Your goal -
Draw out every line with the word "Charges" from the listing below.

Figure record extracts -
══════
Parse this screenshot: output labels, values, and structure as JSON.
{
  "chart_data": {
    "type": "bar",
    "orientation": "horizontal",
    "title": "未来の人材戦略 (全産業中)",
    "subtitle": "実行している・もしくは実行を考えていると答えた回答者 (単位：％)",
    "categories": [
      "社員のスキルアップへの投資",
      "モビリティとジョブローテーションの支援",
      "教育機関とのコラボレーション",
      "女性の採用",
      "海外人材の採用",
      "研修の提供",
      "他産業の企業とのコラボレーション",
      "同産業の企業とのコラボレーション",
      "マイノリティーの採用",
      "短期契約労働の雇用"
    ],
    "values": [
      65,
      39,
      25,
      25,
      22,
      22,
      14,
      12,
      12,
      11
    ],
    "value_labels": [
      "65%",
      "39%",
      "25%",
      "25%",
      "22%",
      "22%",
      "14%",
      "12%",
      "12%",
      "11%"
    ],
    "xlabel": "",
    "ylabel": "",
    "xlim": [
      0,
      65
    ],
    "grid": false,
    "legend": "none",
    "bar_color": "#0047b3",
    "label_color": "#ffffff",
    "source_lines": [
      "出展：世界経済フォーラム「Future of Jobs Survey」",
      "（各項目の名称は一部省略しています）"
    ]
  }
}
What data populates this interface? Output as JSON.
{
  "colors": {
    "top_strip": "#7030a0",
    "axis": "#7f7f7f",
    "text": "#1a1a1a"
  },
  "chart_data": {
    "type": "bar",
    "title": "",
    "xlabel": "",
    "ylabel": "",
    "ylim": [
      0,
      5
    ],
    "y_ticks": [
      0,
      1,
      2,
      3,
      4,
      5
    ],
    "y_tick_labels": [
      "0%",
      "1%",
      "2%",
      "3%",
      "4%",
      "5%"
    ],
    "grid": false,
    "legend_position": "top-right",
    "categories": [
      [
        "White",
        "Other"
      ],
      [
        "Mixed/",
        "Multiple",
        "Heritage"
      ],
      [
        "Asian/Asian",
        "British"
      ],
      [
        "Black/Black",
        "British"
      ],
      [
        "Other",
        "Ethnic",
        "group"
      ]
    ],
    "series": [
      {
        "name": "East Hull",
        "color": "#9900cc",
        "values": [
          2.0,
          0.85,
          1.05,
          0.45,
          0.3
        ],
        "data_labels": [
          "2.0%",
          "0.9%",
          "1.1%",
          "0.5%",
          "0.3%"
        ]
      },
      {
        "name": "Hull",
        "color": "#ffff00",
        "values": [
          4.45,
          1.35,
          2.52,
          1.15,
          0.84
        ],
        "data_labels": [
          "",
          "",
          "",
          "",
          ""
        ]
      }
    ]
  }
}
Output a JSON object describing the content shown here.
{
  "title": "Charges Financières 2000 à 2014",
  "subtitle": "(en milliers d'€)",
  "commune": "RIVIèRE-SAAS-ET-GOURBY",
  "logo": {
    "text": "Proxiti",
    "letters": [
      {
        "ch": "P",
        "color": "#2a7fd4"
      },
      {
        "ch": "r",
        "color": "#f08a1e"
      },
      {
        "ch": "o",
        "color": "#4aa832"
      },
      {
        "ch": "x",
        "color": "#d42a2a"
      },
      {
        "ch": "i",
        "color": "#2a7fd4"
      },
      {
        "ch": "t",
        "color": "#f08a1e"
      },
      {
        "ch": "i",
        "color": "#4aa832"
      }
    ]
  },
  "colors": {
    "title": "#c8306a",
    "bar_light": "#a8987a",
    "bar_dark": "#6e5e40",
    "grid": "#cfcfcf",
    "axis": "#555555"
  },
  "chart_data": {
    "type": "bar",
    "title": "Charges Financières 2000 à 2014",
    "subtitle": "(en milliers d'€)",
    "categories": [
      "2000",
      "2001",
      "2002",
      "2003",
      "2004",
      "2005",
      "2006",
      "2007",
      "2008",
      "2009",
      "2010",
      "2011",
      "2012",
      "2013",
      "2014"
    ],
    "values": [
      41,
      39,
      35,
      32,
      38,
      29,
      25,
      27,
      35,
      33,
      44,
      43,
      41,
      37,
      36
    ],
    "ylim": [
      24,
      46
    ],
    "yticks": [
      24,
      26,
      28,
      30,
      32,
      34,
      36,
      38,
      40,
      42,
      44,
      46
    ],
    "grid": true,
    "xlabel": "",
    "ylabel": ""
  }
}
══════
Result -
  "title": "Charges Financières 2000 à 2014",
    "title": "Charges Financières 2000 à 2014",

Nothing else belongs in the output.